Document page entries with text
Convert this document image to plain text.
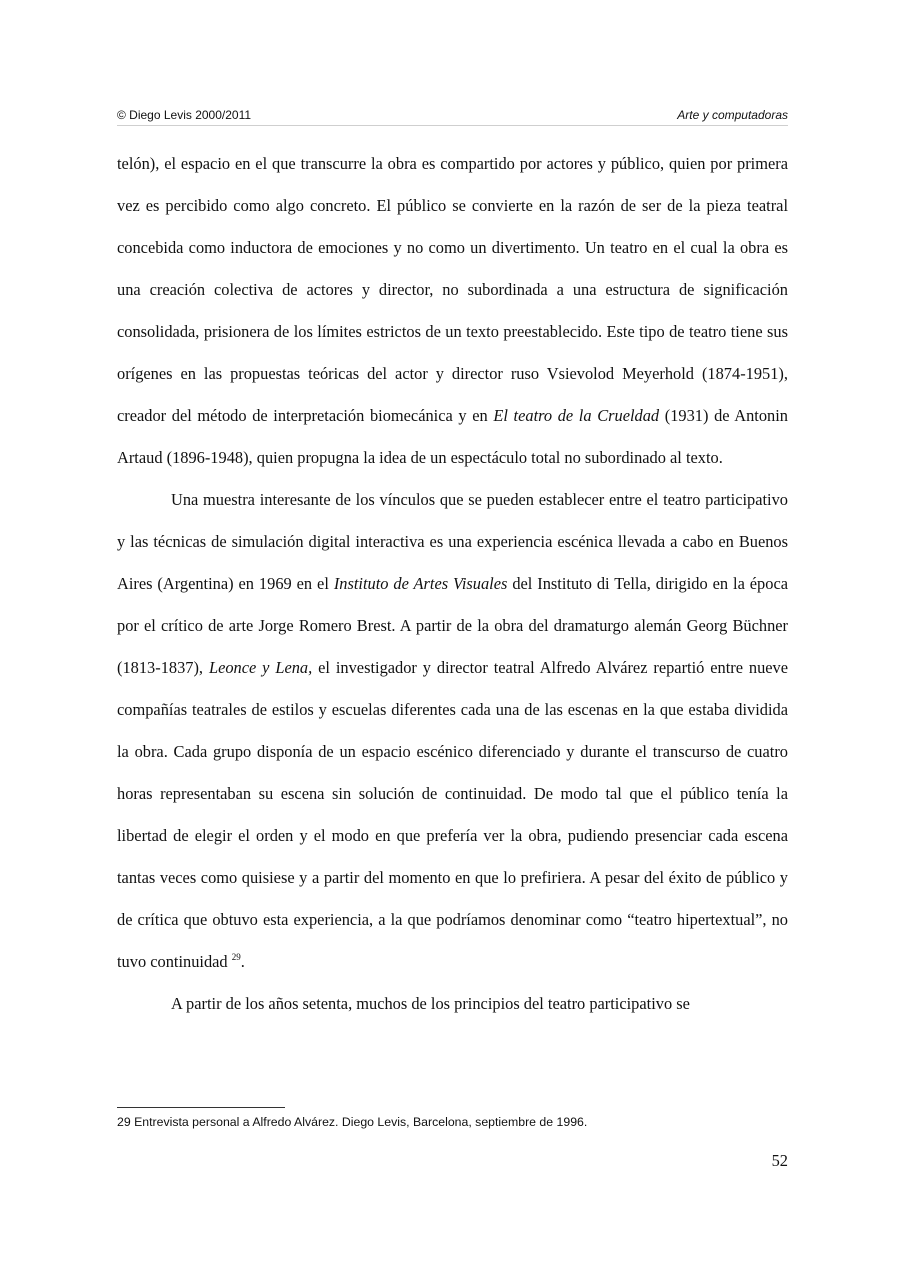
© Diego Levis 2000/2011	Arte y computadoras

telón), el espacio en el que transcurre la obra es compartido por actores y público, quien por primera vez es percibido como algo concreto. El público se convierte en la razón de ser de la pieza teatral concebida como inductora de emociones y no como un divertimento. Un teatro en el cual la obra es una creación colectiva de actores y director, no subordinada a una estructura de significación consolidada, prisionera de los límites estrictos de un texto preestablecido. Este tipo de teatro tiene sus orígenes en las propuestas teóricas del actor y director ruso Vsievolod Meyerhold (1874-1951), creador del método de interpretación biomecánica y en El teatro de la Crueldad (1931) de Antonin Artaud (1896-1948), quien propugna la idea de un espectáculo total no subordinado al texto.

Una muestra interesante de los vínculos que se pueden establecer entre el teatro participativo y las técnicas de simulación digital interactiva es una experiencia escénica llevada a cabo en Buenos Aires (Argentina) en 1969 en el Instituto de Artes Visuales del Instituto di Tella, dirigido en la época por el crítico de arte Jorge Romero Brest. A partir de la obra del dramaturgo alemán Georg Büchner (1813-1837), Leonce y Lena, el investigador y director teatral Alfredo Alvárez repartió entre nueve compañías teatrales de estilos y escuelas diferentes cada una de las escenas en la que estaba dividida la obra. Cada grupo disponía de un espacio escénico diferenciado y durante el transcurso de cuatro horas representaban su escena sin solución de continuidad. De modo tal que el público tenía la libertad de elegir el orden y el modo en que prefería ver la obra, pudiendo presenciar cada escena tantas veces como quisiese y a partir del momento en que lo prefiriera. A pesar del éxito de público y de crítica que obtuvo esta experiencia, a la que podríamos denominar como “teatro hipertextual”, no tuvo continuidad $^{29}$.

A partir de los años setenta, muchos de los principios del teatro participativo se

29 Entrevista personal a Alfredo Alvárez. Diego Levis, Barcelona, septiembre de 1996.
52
---
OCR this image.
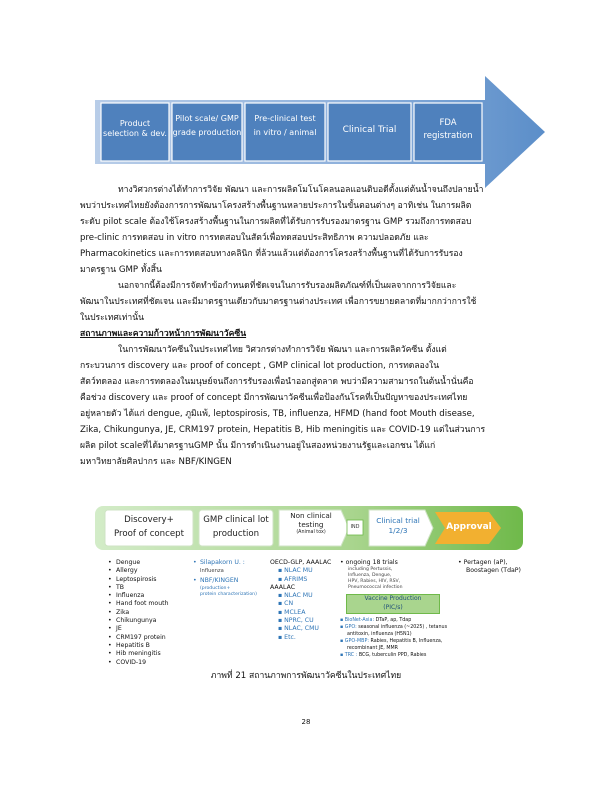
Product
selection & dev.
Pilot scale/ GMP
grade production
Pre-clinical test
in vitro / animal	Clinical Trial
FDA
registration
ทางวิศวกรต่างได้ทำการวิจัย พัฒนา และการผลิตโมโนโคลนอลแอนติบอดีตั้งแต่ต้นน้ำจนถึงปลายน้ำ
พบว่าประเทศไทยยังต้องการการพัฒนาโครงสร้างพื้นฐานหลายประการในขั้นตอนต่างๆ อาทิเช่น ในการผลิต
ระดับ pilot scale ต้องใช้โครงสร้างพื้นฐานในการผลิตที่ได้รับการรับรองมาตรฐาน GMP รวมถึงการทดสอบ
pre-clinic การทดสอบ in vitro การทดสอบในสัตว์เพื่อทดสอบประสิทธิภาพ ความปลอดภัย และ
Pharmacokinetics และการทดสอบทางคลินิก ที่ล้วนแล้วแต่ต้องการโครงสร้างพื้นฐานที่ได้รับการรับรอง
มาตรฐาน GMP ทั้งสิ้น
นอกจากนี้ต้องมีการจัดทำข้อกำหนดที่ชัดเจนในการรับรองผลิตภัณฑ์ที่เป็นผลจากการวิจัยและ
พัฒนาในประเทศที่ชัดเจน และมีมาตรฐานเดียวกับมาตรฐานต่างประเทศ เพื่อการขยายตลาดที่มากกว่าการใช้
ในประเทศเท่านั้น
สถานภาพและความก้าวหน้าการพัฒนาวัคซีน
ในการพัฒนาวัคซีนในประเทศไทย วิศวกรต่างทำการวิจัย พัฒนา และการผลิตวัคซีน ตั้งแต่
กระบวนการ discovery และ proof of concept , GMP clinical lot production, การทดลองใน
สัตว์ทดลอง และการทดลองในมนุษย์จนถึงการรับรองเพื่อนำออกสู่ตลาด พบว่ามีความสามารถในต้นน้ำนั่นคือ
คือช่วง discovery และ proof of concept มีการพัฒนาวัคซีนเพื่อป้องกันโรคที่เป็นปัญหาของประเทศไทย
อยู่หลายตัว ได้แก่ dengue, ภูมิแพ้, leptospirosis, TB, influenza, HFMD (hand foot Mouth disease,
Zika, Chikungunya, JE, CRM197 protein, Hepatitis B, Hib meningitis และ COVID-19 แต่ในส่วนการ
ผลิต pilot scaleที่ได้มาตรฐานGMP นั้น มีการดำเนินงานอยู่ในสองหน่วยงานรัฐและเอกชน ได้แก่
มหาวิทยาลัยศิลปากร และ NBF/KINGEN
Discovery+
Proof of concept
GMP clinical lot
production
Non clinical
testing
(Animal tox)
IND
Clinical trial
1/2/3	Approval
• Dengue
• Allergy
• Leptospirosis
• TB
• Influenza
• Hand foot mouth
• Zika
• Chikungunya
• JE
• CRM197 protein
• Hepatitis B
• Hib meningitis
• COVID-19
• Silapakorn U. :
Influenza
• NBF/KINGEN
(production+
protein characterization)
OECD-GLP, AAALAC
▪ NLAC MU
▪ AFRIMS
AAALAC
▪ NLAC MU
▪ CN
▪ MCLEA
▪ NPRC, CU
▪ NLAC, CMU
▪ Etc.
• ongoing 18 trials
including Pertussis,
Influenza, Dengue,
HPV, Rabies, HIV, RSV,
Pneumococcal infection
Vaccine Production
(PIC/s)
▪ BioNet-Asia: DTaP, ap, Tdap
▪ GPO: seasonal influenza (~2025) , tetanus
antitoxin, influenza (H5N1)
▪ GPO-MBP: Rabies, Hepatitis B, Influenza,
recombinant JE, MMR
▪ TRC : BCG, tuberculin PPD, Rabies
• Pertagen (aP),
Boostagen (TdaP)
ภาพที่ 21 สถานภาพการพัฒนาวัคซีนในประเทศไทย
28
* * *
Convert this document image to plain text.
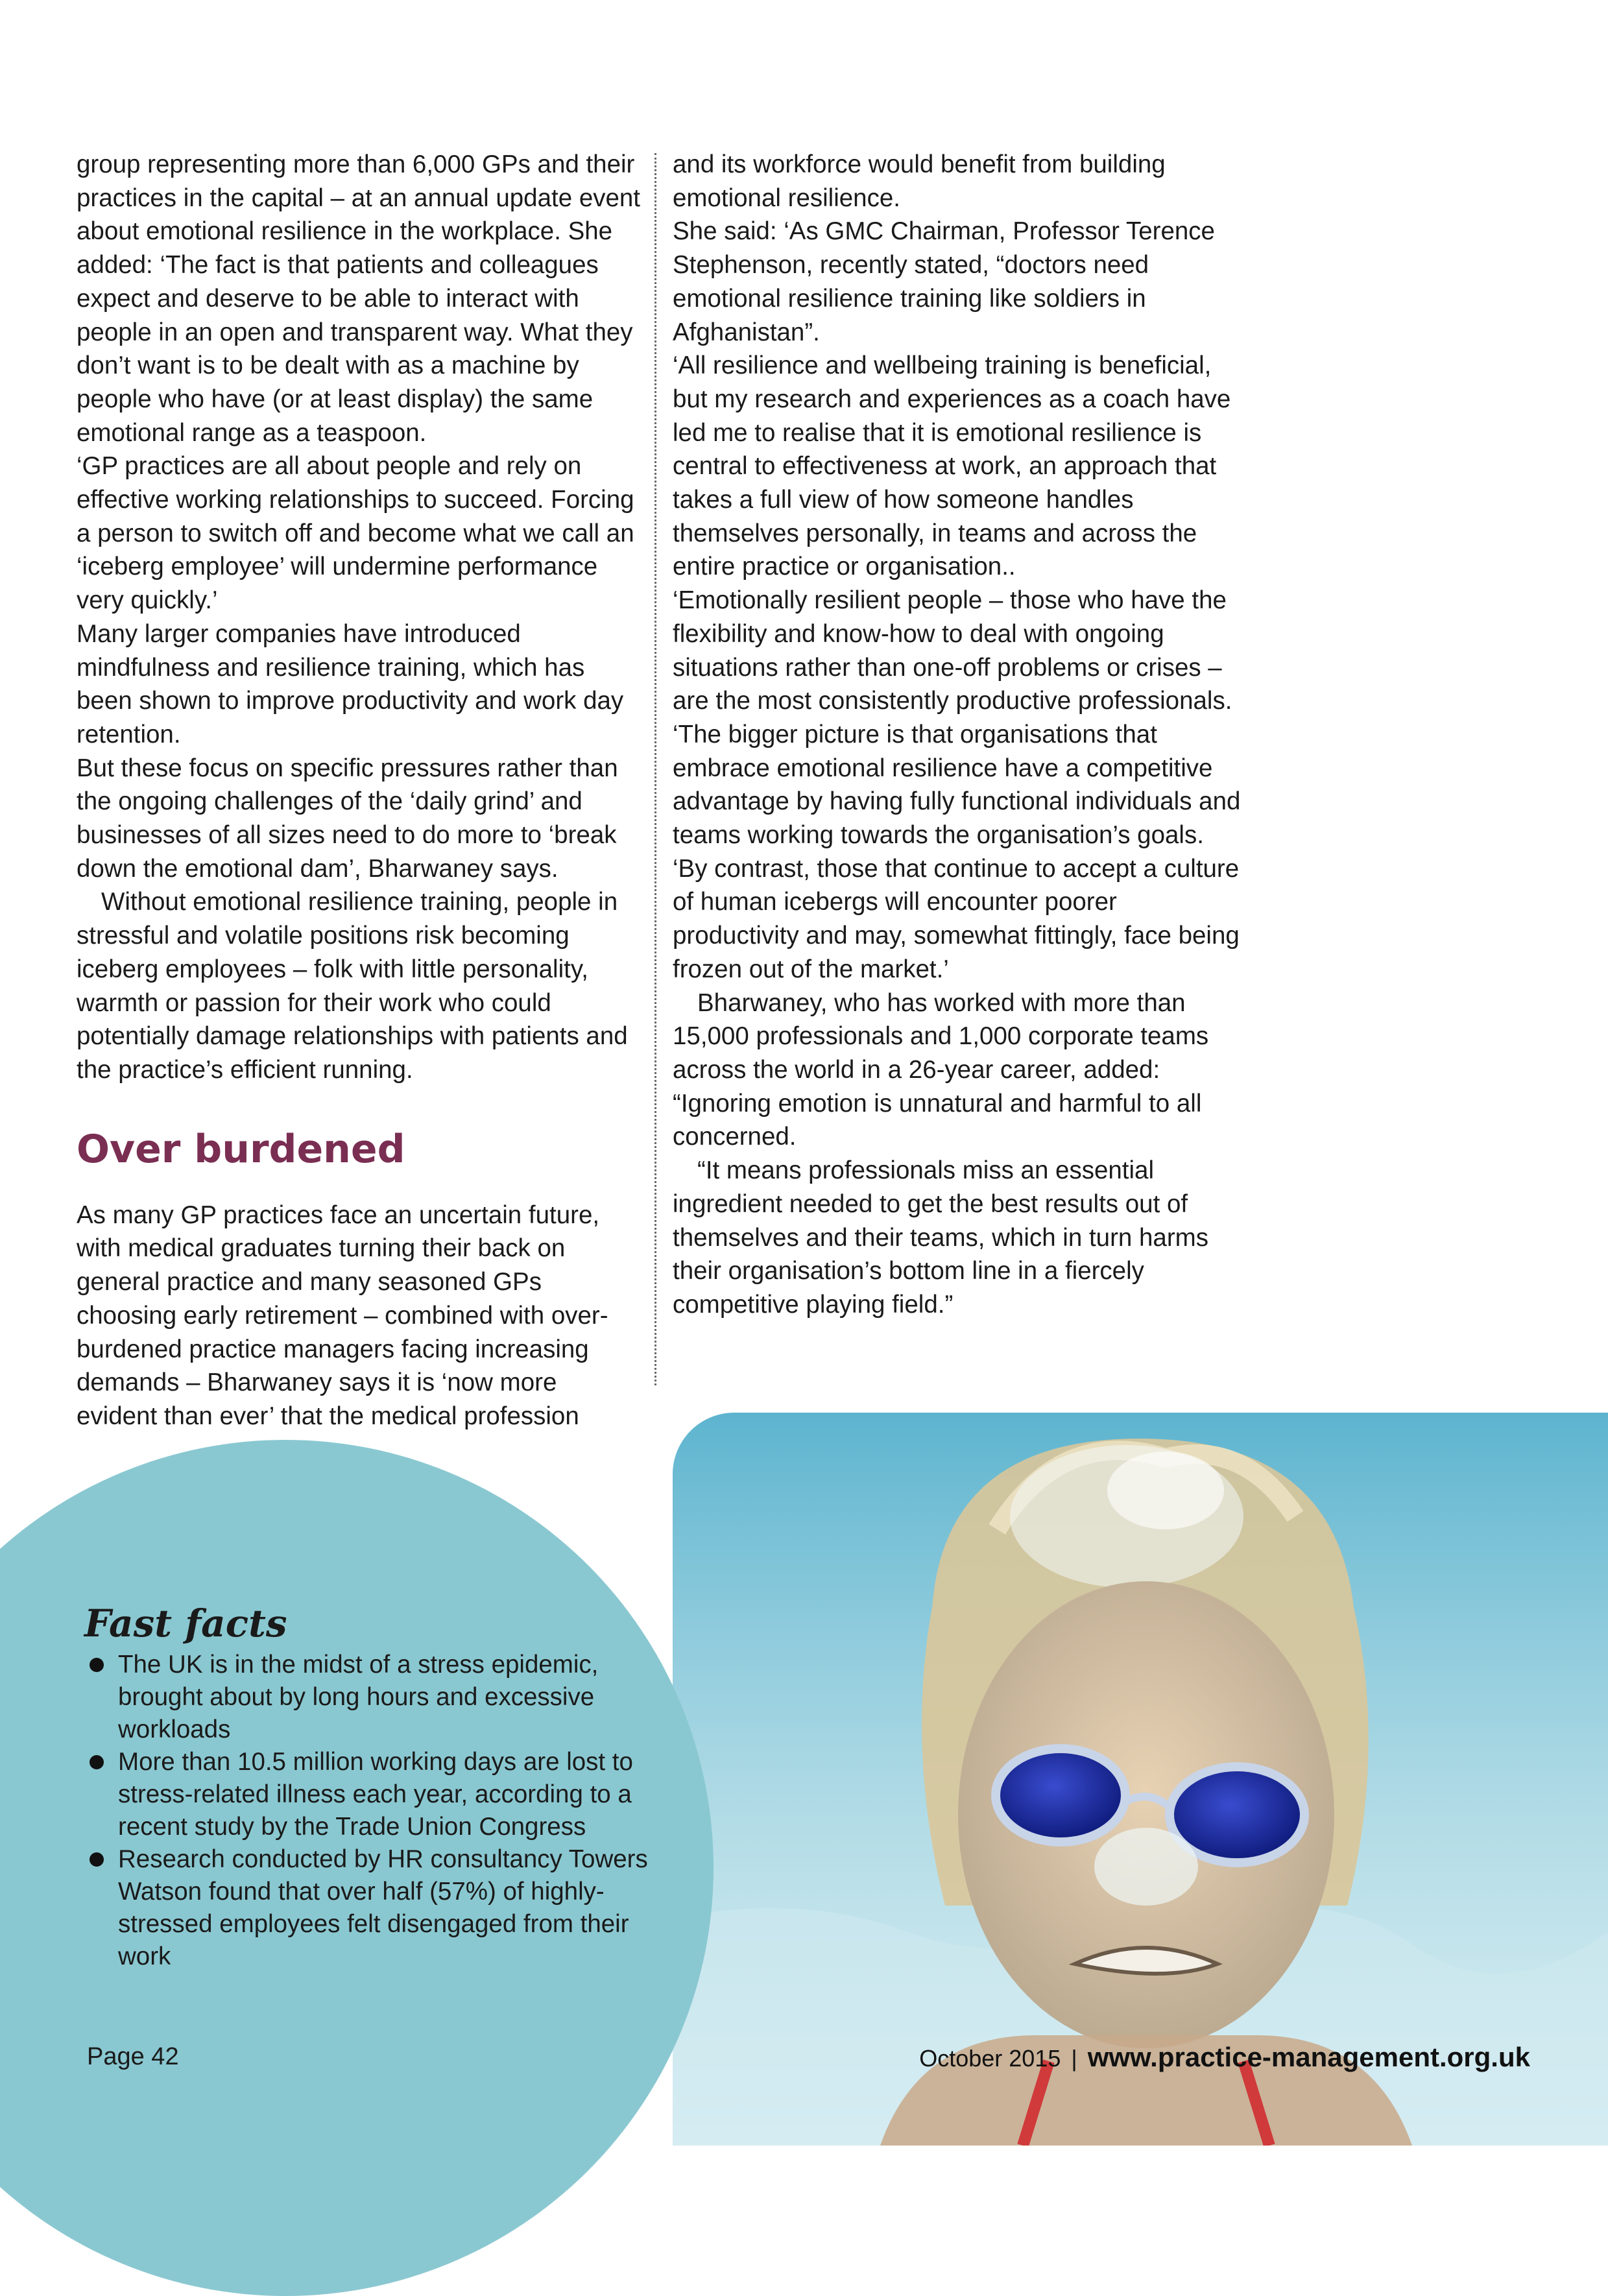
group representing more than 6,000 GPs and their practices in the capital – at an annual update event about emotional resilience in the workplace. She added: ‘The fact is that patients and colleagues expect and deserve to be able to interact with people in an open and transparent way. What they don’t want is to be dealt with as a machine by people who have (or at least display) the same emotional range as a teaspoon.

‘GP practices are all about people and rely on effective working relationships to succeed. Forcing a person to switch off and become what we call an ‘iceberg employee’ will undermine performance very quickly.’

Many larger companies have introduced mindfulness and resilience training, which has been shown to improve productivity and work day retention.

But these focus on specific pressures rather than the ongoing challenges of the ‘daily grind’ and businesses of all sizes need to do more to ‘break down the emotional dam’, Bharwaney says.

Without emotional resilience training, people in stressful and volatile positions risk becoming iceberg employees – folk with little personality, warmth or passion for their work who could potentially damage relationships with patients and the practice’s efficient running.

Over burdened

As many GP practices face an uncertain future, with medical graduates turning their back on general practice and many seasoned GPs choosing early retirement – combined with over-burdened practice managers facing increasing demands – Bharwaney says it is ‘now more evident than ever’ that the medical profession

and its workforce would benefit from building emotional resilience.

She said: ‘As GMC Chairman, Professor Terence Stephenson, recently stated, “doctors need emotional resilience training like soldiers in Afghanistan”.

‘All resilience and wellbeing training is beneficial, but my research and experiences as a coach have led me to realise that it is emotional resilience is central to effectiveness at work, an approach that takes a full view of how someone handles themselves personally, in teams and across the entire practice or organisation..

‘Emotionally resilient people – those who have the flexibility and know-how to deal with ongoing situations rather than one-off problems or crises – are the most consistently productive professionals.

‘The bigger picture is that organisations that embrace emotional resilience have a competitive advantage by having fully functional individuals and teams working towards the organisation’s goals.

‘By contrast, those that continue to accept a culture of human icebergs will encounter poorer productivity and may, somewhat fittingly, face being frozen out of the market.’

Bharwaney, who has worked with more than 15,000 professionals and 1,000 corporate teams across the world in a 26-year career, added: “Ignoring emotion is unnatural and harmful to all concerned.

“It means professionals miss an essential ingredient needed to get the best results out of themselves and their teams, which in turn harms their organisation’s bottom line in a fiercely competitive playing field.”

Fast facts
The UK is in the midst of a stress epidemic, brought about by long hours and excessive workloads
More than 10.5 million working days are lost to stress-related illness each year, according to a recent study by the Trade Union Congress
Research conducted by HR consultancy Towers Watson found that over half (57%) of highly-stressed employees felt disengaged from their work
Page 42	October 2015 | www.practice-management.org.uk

## Work instruction
Where does the string "และการผล" appear in the records above? Show every line that holds it.

## Result of the exercise
ทางวิศวกรต่างได้ทำการวิจัย พัฒนา และการผลิตโมโนโคลนอลแอนติบอดีตั้งแต่ต้นน้ำจนถึงปลายน้ำ
ในการพัฒนาวัคซีนในประเทศไทย วิศวกรต่างทำการวิจัย พัฒนา และการผลิตวัคซีน ตั้งแต่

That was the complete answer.